## TASK OBJECTIVE:
Images should be left out, and everything else in the listing reproduced exactly.

[Recorded data]
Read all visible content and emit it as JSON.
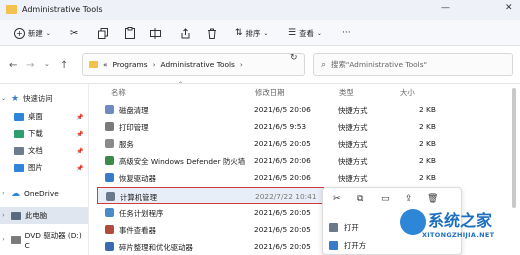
{
  "window": {
    "title": "Administrative Tools",
    "minimize": "—",
    "close": "✕"
  },
  "toolbar": {
    "new_label": "新建",
    "sort_label": "排序",
    "view_label": "查看",
    "more": "···"
  },
  "address": {
    "overflow": "«",
    "crumbs": [
      "Programs",
      "Administrative Tools"
    ],
    "search_placeholder": "搜索\"Administrative Tools\""
  },
  "nav": [
    {
      "label": "快速访问",
      "expanded": true
    },
    {
      "label": "桌面",
      "color": "#2f86d8"
    },
    {
      "label": "下载",
      "color": "#2f9e6f"
    },
    {
      "label": "文档",
      "color": "#6f7c8e"
    },
    {
      "label": "图片",
      "color": "#2f86d8"
    },
    {
      "label": "OneDrive",
      "color": "#2f86d8"
    },
    {
      "label": "此电脑",
      "color": "#5a6a7e",
      "selected": true
    },
    {
      "label": "DVD 驱动器 (D:) C",
      "color": "#7a7a7a"
    }
  ],
  "columns": {
    "name": "名称",
    "modified": "修改日期",
    "type": "类型",
    "size": "大小"
  },
  "rows": [
    {
      "name": "磁盘清理",
      "date": "2021/6/5 20:06",
      "type": "快捷方式",
      "size": "2 KB",
      "color": "#6c8cc0"
    },
    {
      "name": "打印管理",
      "date": "2021/6/5 9:53",
      "type": "快捷方式",
      "size": "2 KB",
      "color": "#7a7a7a"
    },
    {
      "name": "服务",
      "date": "2021/6/5 20:05",
      "type": "快捷方式",
      "size": "2 KB",
      "color": "#8a8a8a"
    },
    {
      "name": "高级安全 Windows Defender 防火墙",
      "date": "2021/6/5 20:06",
      "type": "快捷方式",
      "size": "2 KB",
      "color": "#3a8a4a"
    },
    {
      "name": "恢复驱动器",
      "date": "2021/6/5 20:06",
      "type": "快捷方式",
      "size": "2 KB",
      "color": "#3a7ac8"
    },
    {
      "name": "计算机管理",
      "date": "2022/7/22 10:41",
      "type": "",
      "size": "",
      "color": "#6a7a8a",
      "selected": true
    },
    {
      "name": "任务计划程序",
      "date": "2021/6/5 20:05",
      "type": "",
      "size": "",
      "color": "#4a8ac8"
    },
    {
      "name": "事件查看器",
      "date": "2021/6/5 20:05",
      "type": "",
      "size": "",
      "color": "#b04a3a"
    },
    {
      "name": "碎片整理和优化驱动器",
      "date": "2021/6/5 20:05",
      "type": "",
      "size": "",
      "color": "#3a6ab0"
    }
  ],
  "context_menu": {
    "item1": "打开",
    "item2": "打开方"
  },
  "watermark": {
    "text": "系统之家",
    "sub": "XITONGZHIJIA.NET"
  }
}
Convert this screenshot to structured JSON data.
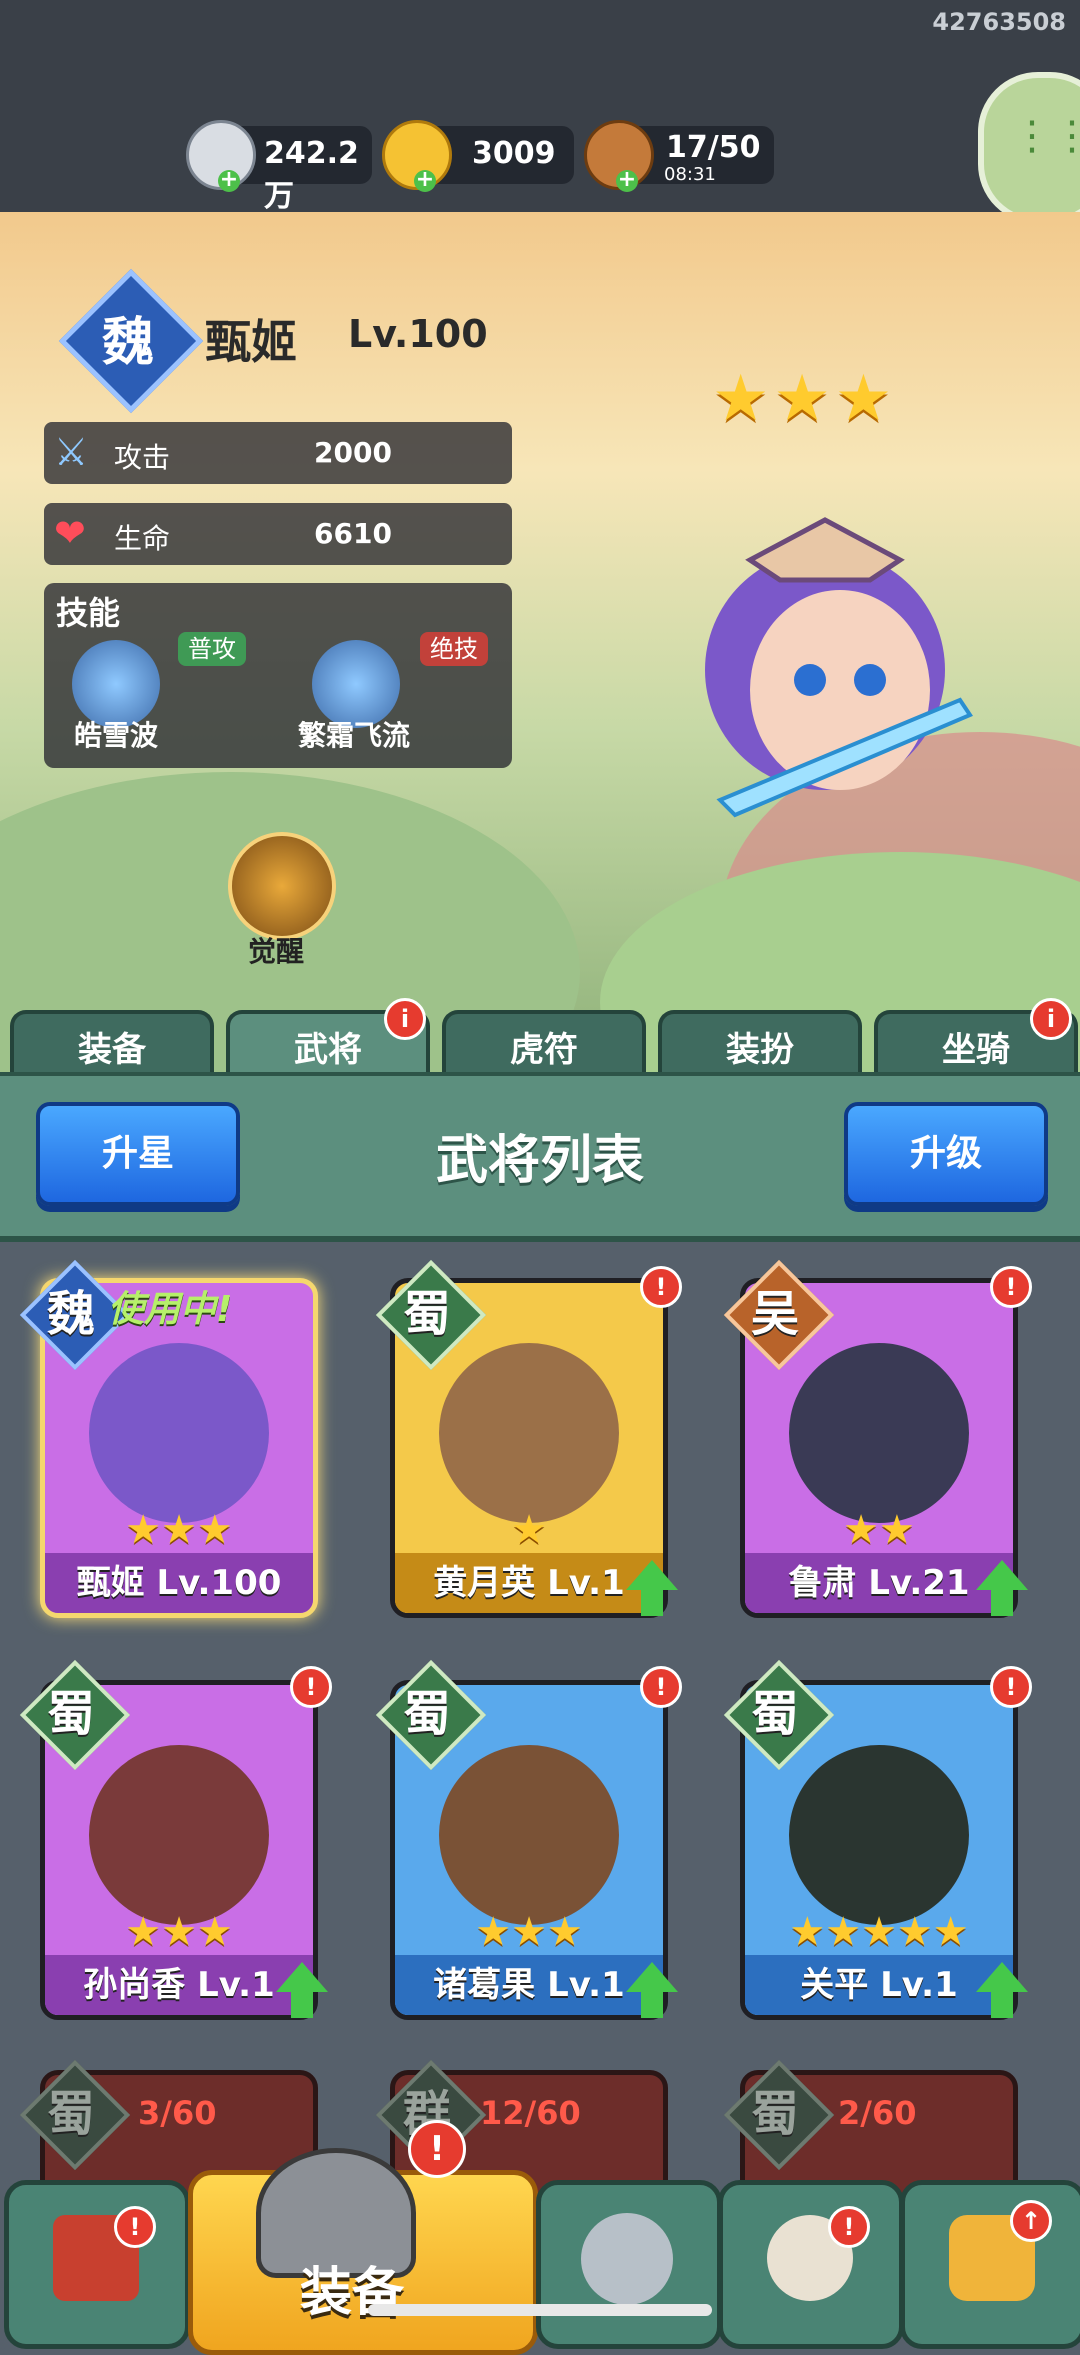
{
  "uid": "42763508",
  "resources": {
    "silver": "242.2万",
    "gold": "3009",
    "stamina": "17/50",
    "stamina_timer": "08:31"
  },
  "hero": {
    "faction": "魏",
    "name": "甄姬",
    "level": "Lv.100",
    "stars": "★★★",
    "attack_label": "攻击",
    "attack_value": "2000",
    "hp_label": "生命",
    "hp_value": "6610",
    "skills_title": "技能",
    "skill1_tag": "普攻",
    "skill1_name": "皓雪波",
    "skill2_tag": "绝技",
    "skill2_name": "繁霜飞流",
    "awaken_label": "觉醒"
  },
  "tabs": [
    "装备",
    "武将",
    "虎符",
    "装扮",
    "坐骑"
  ],
  "list_header": {
    "left_button": "升星",
    "title": "武将列表",
    "right_button": "升级"
  },
  "cards": [
    {
      "faction": "魏",
      "label": "甄姬 Lv.100",
      "stars": "★★★",
      "in_use": "使用中!"
    },
    {
      "faction": "蜀",
      "label": "黄月英 Lv.1",
      "stars": "★"
    },
    {
      "faction": "吴",
      "label": "鲁肃 Lv.21",
      "stars": "★★"
    },
    {
      "faction": "蜀",
      "label": "孙尚香 Lv.1",
      "stars": "★★★"
    },
    {
      "faction": "蜀",
      "label": "诸葛果 Lv.1",
      "stars": "★★★"
    },
    {
      "faction": "蜀",
      "label": "关平 Lv.1",
      "stars": "★★★★★"
    }
  ],
  "locked_cards": [
    {
      "faction": "蜀",
      "progress": "3/60"
    },
    {
      "faction": "群",
      "progress": "12/60"
    },
    {
      "faction": "蜀",
      "progress": "2/60"
    }
  ],
  "bottom_nav": {
    "active_label": "装备"
  },
  "colors": {
    "purple_card": "#c96ee6",
    "gold_card": "#f4c94a",
    "blue_card": "#5aa9ec",
    "accent_green": "#5c8f7e",
    "badge_red": "#e63b2f"
  }
}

## EXERCISE RESULT:
Read all visible content and emit it as JSON.
{
  "window": {
    "title": "Administrative Tools",
    "minimize": "—",
    "close": "✕"
  },
  "toolbar": {
    "new_label": "新建",
    "sort_label": "排序",
    "view_label": "查看",
    "more": "···"
  },
  "address": {
    "overflow": "«",
    "crumbs": [
      "Programs",
      "Administrative Tools"
    ],
    "search_placeholder": "搜索\"Administrative Tools\""
  },
  "nav": [
    {
      "label": "快速访问",
      "expanded": true
    },
    {
      "label": "桌面",
      "color": "#2f86d8"
    },
    {
      "label": "下载",
      "color": "#2f9e6f"
    },
    {
      "label": "文档",
      "color": "#6f7c8e"
    },
    {
      "label": "图片",
      "color": "#2f86d8"
    },
    {
      "label": "OneDrive",
      "color": "#2f86d8"
    },
    {
      "label": "此电脑",
      "color": "#5a6a7e",
      "selected": true
    },
    {
      "label": "DVD 驱动器 (D:) C",
      "color": "#7a7a7a"
    }
  ],
  "columns": {
    "name": "名称",
    "modified": "修改日期",
    "type": "类型",
    "size": "大小"
  },
  "rows": [
    {
      "name": "磁盘清理",
      "date": "2021/6/5 20:06",
      "type": "快捷方式",
      "size": "2 KB",
      "color": "#6c8cc0"
    },
    {
      "name": "打印管理",
      "date": "2021/6/5 9:53",
      "type": "快捷方式",
      "size": "2 KB",
      "color": "#7a7a7a"
    },
    {
      "name": "服务",
      "date": "2021/6/5 20:05",
      "type": "快捷方式",
      "size": "2 KB",
      "color": "#8a8a8a"
    },
    {
      "name": "高级安全 Windows Defender 防火墙",
      "date": "2021/6/5 20:06",
      "type": "快捷方式",
      "size": "2 KB",
      "color": "#3a8a4a"
    },
    {
      "name": "恢复驱动器",
      "date": "2021/6/5 20:06",
      "type": "快捷方式",
      "size": "2 KB",
      "color": "#3a7ac8"
    },
    {
      "name": "计算机管理",
      "date": "2022/7/22 10:41",
      "type": "",
      "size": "",
      "color": "#6a7a8a",
      "selected": true
    },
    {
      "name": "任务计划程序",
      "date": "2021/6/5 20:05",
      "type": "",
      "size": "",
      "color": "#4a8ac8"
    },
    {
      "name": "事件查看器",
      "date": "2021/6/5 20:05",
      "type": "",
      "size": "",
      "color": "#b04a3a"
    },
    {
      "name": "碎片整理和优化驱动器",
      "date": "2021/6/5 20:05",
      "type": "",
      "size": "",
      "color": "#3a6ab0"
    }
  ],
  "context_menu": {
    "item1": "打开",
    "item2": "打开方"
  },
  "watermark": {
    "text": "系统之家",
    "sub": "XITONGZHIJIA.NET"
  }
}
Convert this screenshot to structured JSON data.
{
  "uid": "42763508",
  "resources": {
    "silver": "242.2万",
    "gold": "3009",
    "stamina": "17/50",
    "stamina_timer": "08:31"
  },
  "hero": {
    "faction": "魏",
    "name": "甄姬",
    "level": "Lv.100",
    "stars": "★★★",
    "attack_label": "攻击",
    "attack_value": "2000",
    "hp_label": "生命",
    "hp_value": "6610",
    "skills_title": "技能",
    "skill1_tag": "普攻",
    "skill1_name": "皓雪波",
    "skill2_tag": "绝技",
    "skill2_name": "繁霜飞流",
    "awaken_label": "觉醒"
  },
  "tabs": [
    "装备",
    "武将",
    "虎符",
    "装扮",
    "坐骑"
  ],
  "list_header": {
    "left_button": "升星",
    "title": "武将列表",
    "right_button": "升级"
  },
  "cards": [
    {
      "faction": "魏",
      "label": "甄姬 Lv.100",
      "stars": "★★★",
      "in_use": "使用中!"
    },
    {
      "faction": "蜀",
      "label": "黄月英 Lv.1",
      "stars": "★"
    },
    {
      "faction": "吴",
      "label": "鲁肃 Lv.21",
      "stars": "★★"
    },
    {
      "faction": "蜀",
      "label": "孙尚香 Lv.1",
      "stars": "★★★"
    },
    {
      "faction": "蜀",
      "label": "诸葛果 Lv.1",
      "stars": "★★★"
    },
    {
      "faction": "蜀",
      "label": "关平 Lv.1",
      "stars": "★★★★★"
    }
  ],
  "locked_cards": [
    {
      "faction": "蜀",
      "progress": "3/60"
    },
    {
      "faction": "群",
      "progress": "12/60"
    },
    {
      "faction": "蜀",
      "progress": "2/60"
    }
  ],
  "bottom_nav": {
    "active_label": "装备"
  },
  "colors": {
    "purple_card": "#c96ee6",
    "gold_card": "#f4c94a",
    "blue_card": "#5aa9ec",
    "accent_green": "#5c8f7e",
    "badge_red": "#e63b2f"
  }
}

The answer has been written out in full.